▸ **Work instructions**
Copy each line containing the word "пере" from the records that follow, please.

[Saved entries]
# # # #

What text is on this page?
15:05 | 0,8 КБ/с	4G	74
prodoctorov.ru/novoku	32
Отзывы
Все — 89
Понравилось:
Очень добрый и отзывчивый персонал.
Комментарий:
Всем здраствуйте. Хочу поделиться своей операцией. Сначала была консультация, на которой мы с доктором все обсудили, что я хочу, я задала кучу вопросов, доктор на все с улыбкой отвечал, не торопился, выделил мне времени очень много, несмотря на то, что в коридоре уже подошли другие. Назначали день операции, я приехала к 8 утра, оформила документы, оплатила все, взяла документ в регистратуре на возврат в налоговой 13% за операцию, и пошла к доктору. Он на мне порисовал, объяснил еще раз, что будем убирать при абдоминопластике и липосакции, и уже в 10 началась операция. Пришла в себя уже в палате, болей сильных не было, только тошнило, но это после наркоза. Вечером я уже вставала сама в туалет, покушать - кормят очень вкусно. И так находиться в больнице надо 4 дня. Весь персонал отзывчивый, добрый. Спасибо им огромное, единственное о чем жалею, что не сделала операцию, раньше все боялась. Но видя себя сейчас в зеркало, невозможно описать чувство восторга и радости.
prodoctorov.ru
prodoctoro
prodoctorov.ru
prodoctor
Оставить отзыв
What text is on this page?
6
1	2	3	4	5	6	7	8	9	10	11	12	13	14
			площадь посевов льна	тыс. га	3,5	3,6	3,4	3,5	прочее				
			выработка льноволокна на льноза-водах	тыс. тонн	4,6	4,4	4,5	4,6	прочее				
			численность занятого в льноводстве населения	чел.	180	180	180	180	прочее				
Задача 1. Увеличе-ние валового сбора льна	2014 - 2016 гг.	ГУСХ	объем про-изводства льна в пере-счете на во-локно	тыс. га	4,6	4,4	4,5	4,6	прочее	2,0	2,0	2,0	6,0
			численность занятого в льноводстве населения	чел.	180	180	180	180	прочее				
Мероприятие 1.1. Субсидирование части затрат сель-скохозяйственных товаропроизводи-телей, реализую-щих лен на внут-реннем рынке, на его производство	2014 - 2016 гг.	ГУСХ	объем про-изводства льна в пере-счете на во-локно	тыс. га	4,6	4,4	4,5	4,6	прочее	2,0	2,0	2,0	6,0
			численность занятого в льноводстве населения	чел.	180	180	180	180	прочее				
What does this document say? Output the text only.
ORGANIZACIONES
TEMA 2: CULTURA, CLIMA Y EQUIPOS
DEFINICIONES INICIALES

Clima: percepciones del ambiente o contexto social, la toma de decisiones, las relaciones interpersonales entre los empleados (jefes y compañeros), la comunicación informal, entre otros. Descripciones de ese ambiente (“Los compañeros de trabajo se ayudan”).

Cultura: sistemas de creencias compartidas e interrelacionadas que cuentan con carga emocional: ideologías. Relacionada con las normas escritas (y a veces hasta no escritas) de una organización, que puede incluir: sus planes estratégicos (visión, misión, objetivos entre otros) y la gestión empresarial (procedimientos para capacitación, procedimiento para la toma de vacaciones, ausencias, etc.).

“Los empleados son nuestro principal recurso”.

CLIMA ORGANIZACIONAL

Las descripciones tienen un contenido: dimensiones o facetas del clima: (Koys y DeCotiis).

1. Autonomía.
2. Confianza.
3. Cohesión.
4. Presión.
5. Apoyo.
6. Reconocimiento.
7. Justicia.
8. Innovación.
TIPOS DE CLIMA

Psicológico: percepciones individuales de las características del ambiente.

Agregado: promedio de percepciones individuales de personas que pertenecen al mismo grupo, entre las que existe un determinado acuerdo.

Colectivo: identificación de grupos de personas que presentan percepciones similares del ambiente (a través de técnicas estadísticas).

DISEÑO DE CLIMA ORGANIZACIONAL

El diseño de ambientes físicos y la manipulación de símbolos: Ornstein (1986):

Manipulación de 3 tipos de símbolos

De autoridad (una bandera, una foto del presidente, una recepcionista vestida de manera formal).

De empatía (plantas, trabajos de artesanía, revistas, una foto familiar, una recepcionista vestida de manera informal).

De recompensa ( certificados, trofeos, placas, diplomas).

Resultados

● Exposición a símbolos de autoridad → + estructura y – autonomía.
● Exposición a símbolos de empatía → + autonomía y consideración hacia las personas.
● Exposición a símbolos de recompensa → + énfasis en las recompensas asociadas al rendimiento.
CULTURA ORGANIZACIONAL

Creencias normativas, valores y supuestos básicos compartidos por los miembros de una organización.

# # # #

▸ **Solution to this problem**
Задача 1. Увеличе-ние валового сбора льна	2014 - 2016 гг.	ГУСХ	объем про-изводства льна в пере-счете на во-локно	тыс. га	4,6	4,4	4,5	4,6	прочее	2,0	2,0	2,0	6,0
Мероприятие 1.1. Субсидирование части затрат сель-скохозяйственных товаропроизводи-телей, реализую-щих лен на внут-реннем рынке, на его производство	2014 - 2016 гг.	ГУСХ	объем про-изводства льна в пере-счете на во-локно	тыс. га	4,6	4,4	4,5	4,6	прочее	2,0	2,0	2,0	6,0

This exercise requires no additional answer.